STATED GOAL: Could you substitute "marker" for every "data-point" in the records below and reproduce them otherwise unchanged, leaving out the pictures?
=-=-=-=-=
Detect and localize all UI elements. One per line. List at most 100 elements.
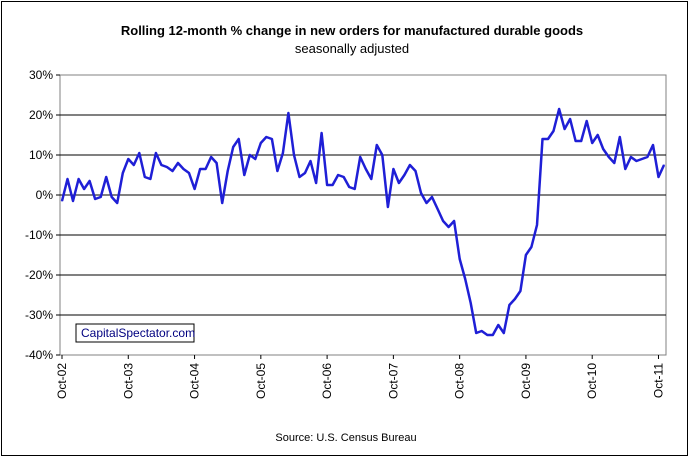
data-point: [630, 156, 632, 158]
data-point: [78, 178, 80, 180]
data-point: [332, 184, 334, 186]
data-point: [133, 164, 135, 166]
data-point: [276, 170, 278, 172]
data-point: [586, 120, 588, 122]
data-point: [116, 202, 118, 204]
data-point: [238, 138, 240, 140]
watermark-text: CapitalSpectator.com: [81, 326, 195, 340]
data-point: [398, 182, 400, 184]
watermark-badge: CapitalSpectator.com: [75, 323, 195, 343]
data-point: [177, 162, 179, 164]
x-tick-label: Oct-08: [453, 363, 467, 399]
data-point: [497, 324, 499, 326]
x-tick-label: Oct-10: [585, 363, 599, 399]
data-point: [232, 146, 234, 148]
y-tick-label: -30%: [25, 308, 53, 322]
data-point: [514, 298, 516, 300]
data-point: [442, 220, 444, 222]
data-point: [254, 158, 256, 160]
data-point: [359, 156, 361, 158]
data-point: [160, 164, 162, 166]
data-point: [464, 278, 466, 280]
data-point: [652, 144, 654, 146]
data-point: [199, 168, 201, 170]
data-point: [525, 254, 527, 256]
y-axis: 30% 20% 10% 0% -10% -20% -30% -40%: [25, 68, 60, 362]
data-point: [619, 136, 621, 138]
data-point: [481, 330, 483, 332]
data-point: [149, 178, 151, 180]
data-point: [508, 304, 510, 306]
data-point: [470, 302, 472, 304]
data-point: [309, 160, 312, 162]
data-point: [575, 140, 577, 142]
watermark-box: [75, 323, 195, 343]
data-point: [580, 140, 582, 142]
x-tick-label: Oct-05: [254, 363, 268, 399]
x-tick-label: Oct-09: [519, 363, 533, 399]
data-point: [635, 160, 638, 162]
data-point: [122, 172, 124, 174]
data-point: [608, 156, 610, 158]
data-point: [337, 174, 339, 176]
data-point: [365, 168, 367, 170]
x-tick-label: Oct-03: [121, 363, 135, 399]
data-point: [171, 170, 174, 172]
data-point: [541, 138, 544, 140]
data-point: [547, 138, 549, 140]
data-point: [641, 158, 643, 160]
data-point: [597, 134, 599, 136]
data-point: [111, 196, 113, 198]
data-point: [657, 176, 660, 178]
x-tick-label: Oct-04: [188, 363, 202, 399]
data-point: [138, 152, 140, 154]
data-point: [89, 180, 91, 182]
data-point: [646, 156, 649, 158]
data-point: [194, 188, 196, 190]
data-point: [304, 172, 306, 174]
data-point: [552, 130, 555, 132]
data-point: [519, 290, 522, 292]
data-point: [348, 186, 350, 188]
data-point: [602, 148, 604, 150]
y-tick-label: 20%: [29, 108, 53, 122]
chart-title: Rolling 12-month % change in new orders …: [121, 23, 583, 38]
series-layer: [60, 107, 666, 337]
data-point: [287, 112, 289, 114]
data-point: [216, 162, 218, 164]
data-point: [448, 226, 450, 228]
data-point: [243, 174, 245, 176]
data-point: [503, 332, 505, 334]
data-point: [613, 162, 615, 164]
data-point: [437, 208, 439, 210]
data-point: [61, 200, 63, 202]
data-point: [370, 178, 372, 180]
data-point: [392, 168, 394, 170]
data-point: [409, 164, 411, 166]
data-point: [155, 152, 157, 154]
data-point: [94, 198, 96, 200]
data-point: [624, 168, 626, 170]
data-point: [66, 178, 69, 180]
data-point: [453, 220, 455, 222]
data-point: [205, 168, 207, 170]
data-point: [425, 202, 428, 204]
data-point: [414, 170, 417, 172]
data-point: [591, 142, 593, 144]
data-point: [492, 334, 494, 336]
y-tick-label: -20%: [25, 268, 53, 282]
grid-lines: [60, 114, 666, 316]
data-point: [227, 170, 229, 172]
data-point: [381, 154, 383, 156]
x-tick-label: Oct-07: [386, 363, 400, 399]
data-point: [265, 136, 267, 138]
data-point: [210, 156, 212, 158]
data-point: [282, 152, 284, 154]
data-point: [166, 166, 168, 168]
data-point: [100, 196, 102, 198]
data-point: [431, 196, 433, 198]
plot-area: [59, 74, 667, 356]
data-point: [72, 200, 74, 202]
data-point: [188, 172, 190, 174]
=-=-=-=-=
THE SOLUTION:
Detect and localize all UI elements. One per line. List at most 100 elements.
marker: [630, 156, 632, 158]
marker: [78, 178, 80, 180]
marker: [332, 184, 334, 186]
marker: [133, 164, 135, 166]
marker: [276, 170, 278, 172]
marker: [586, 120, 588, 122]
marker: [116, 202, 118, 204]
marker: [238, 138, 240, 140]
watermark-text: CapitalSpectator.com: [81, 326, 195, 340]
marker: [398, 182, 400, 184]
watermark-badge: CapitalSpectator.com: [75, 323, 195, 343]
marker: [177, 162, 179, 164]
x-tick-label: Oct-08: [453, 363, 467, 399]
marker: [497, 324, 499, 326]
x-tick-label: Oct-10: [585, 363, 599, 399]
marker: [232, 146, 234, 148]
y-tick-label: -30%: [25, 308, 53, 322]
marker: [514, 298, 516, 300]
marker: [442, 220, 444, 222]
marker: [254, 158, 256, 160]
marker: [359, 156, 361, 158]
marker: [160, 164, 162, 166]
marker: [464, 278, 466, 280]
marker: [652, 144, 654, 146]
marker: [199, 168, 201, 170]
marker: [525, 254, 527, 256]
y-axis: 30% 20% 10% 0% -10% -20% -30% -40%: [25, 68, 60, 362]
marker: [619, 136, 621, 138]
marker: [481, 330, 483, 332]
marker: [149, 178, 151, 180]
marker: [508, 304, 510, 306]
marker: [470, 302, 472, 304]
marker: [309, 160, 312, 162]
marker: [575, 140, 577, 142]
watermark-box: [75, 323, 195, 343]
marker: [580, 140, 582, 142]
x-tick-label: Oct-05: [254, 363, 268, 399]
x-tick-label: Oct-09: [519, 363, 533, 399]
marker: [635, 160, 638, 162]
marker: [122, 172, 124, 174]
marker: [608, 156, 610, 158]
marker: [337, 174, 339, 176]
marker: [365, 168, 367, 170]
x-tick-label: Oct-03: [121, 363, 135, 399]
marker: [171, 170, 174, 172]
marker: [541, 138, 544, 140]
marker: [547, 138, 549, 140]
marker: [641, 158, 643, 160]
marker: [597, 134, 599, 136]
marker: [111, 196, 113, 198]
marker: [657, 176, 660, 178]
x-tick-label: Oct-04: [188, 363, 202, 399]
marker: [138, 152, 140, 154]
marker: [89, 180, 91, 182]
marker: [646, 156, 649, 158]
marker: [194, 188, 196, 190]
marker: [304, 172, 306, 174]
marker: [552, 130, 555, 132]
marker: [519, 290, 522, 292]
marker: [348, 186, 350, 188]
marker: [602, 148, 604, 150]
y-tick-label: 20%: [29, 108, 53, 122]
chart-title: Rolling 12-month % change in new orders …: [121, 23, 583, 38]
series-layer: [60, 107, 666, 337]
marker: [287, 112, 289, 114]
marker: [216, 162, 218, 164]
marker: [448, 226, 450, 228]
marker: [243, 174, 245, 176]
marker: [503, 332, 505, 334]
marker: [613, 162, 615, 164]
marker: [437, 208, 439, 210]
marker: [61, 200, 63, 202]
marker: [370, 178, 372, 180]
marker: [392, 168, 394, 170]
marker: [409, 164, 411, 166]
marker: [155, 152, 157, 154]
marker: [94, 198, 96, 200]
marker: [624, 168, 626, 170]
marker: [66, 178, 69, 180]
marker: [453, 220, 455, 222]
marker: [205, 168, 207, 170]
marker: [425, 202, 428, 204]
marker: [414, 170, 417, 172]
marker: [591, 142, 593, 144]
marker: [492, 334, 494, 336]
y-tick-label: -20%: [25, 268, 53, 282]
grid-lines: [60, 114, 666, 316]
marker: [227, 170, 229, 172]
marker: [381, 154, 383, 156]
x-tick-label: Oct-07: [386, 363, 400, 399]
marker: [265, 136, 267, 138]
marker: [210, 156, 212, 158]
marker: [282, 152, 284, 154]
marker: [166, 166, 168, 168]
marker: [100, 196, 102, 198]
marker: [431, 196, 433, 198]
plot-area: [59, 74, 667, 356]
marker: [72, 200, 74, 202]
marker: [188, 172, 190, 174]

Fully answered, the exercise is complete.